*Your task*: Find the word "Build" in the material below and gather every line that contains it.
----------
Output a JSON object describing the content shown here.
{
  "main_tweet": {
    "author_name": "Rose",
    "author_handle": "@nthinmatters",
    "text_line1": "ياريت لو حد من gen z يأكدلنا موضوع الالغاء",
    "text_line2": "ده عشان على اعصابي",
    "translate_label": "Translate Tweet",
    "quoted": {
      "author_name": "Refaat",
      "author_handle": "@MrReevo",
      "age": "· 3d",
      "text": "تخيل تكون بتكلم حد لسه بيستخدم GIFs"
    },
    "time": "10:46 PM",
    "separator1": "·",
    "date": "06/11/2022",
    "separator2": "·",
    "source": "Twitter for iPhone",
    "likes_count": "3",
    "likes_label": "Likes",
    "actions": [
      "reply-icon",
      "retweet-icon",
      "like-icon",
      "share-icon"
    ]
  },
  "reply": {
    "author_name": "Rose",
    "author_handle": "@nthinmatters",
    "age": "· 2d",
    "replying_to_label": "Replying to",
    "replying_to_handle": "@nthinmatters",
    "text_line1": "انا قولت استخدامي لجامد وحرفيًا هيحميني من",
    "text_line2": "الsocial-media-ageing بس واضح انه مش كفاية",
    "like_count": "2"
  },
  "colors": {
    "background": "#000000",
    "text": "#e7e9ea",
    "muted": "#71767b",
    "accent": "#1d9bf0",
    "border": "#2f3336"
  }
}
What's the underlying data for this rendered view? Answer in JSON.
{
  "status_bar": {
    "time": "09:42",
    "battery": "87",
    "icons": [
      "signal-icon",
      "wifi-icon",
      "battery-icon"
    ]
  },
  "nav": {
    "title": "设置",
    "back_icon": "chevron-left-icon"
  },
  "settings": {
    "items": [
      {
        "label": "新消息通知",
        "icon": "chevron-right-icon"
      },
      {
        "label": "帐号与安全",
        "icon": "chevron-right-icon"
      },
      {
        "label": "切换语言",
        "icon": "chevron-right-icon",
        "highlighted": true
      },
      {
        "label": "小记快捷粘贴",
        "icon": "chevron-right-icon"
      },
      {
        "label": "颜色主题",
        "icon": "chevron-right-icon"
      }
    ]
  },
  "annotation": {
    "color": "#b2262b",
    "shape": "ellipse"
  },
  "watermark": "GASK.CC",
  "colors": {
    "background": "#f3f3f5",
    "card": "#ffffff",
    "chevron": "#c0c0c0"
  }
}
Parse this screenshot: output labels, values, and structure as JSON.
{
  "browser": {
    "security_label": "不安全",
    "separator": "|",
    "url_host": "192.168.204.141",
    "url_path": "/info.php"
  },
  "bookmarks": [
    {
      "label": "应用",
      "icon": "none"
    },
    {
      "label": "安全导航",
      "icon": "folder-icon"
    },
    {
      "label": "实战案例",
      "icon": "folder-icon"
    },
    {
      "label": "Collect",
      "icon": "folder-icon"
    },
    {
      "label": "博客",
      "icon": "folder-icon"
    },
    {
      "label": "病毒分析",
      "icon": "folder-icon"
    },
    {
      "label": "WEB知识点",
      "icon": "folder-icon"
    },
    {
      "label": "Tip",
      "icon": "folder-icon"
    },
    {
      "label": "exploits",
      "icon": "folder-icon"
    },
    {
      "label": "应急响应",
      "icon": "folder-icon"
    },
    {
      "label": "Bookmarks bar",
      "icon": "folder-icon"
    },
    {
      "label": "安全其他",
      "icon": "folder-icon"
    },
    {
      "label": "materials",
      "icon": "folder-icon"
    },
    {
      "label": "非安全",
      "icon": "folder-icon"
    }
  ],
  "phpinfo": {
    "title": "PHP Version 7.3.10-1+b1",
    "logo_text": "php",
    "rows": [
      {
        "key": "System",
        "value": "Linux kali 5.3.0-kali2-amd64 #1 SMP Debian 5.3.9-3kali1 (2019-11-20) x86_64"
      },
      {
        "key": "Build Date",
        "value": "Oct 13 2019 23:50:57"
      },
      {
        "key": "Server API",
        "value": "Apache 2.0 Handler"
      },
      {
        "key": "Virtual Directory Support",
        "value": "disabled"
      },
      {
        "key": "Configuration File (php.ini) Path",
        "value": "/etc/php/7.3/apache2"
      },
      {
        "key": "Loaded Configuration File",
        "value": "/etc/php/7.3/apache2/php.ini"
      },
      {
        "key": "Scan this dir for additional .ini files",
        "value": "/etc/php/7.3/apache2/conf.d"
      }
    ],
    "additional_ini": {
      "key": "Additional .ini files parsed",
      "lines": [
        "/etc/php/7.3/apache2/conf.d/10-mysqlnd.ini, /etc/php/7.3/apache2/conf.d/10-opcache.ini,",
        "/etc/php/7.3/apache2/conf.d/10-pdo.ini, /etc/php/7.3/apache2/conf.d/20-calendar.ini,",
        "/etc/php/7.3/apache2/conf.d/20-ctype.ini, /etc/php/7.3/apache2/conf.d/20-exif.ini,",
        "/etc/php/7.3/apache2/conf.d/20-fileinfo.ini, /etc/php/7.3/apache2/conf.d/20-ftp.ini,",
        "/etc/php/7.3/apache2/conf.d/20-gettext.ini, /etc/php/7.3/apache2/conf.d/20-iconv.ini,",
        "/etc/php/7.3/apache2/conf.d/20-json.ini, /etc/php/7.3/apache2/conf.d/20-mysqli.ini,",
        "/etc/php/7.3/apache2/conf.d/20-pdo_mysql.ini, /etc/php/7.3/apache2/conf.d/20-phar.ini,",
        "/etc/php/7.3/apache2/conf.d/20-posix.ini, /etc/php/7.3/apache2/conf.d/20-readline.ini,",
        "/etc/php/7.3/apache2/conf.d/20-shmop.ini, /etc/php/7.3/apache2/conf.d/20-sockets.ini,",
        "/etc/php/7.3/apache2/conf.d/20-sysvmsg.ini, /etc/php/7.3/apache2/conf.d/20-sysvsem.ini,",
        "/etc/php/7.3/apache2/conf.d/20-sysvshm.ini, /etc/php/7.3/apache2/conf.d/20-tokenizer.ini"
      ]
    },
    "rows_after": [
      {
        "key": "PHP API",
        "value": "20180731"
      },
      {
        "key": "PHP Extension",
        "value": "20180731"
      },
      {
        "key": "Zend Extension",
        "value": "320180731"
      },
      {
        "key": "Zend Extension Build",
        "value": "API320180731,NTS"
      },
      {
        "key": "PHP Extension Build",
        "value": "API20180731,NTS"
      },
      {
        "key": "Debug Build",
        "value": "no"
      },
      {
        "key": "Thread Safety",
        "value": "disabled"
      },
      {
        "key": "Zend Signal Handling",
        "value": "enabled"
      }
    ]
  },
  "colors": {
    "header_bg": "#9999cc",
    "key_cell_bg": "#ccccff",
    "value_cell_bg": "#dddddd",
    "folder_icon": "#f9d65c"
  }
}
----------
*Written solution*:
        "key": "Build Date",
        "key": "Zend Extension Build",
        "key": "PHP Extension Build",
        "key": "Debug Build",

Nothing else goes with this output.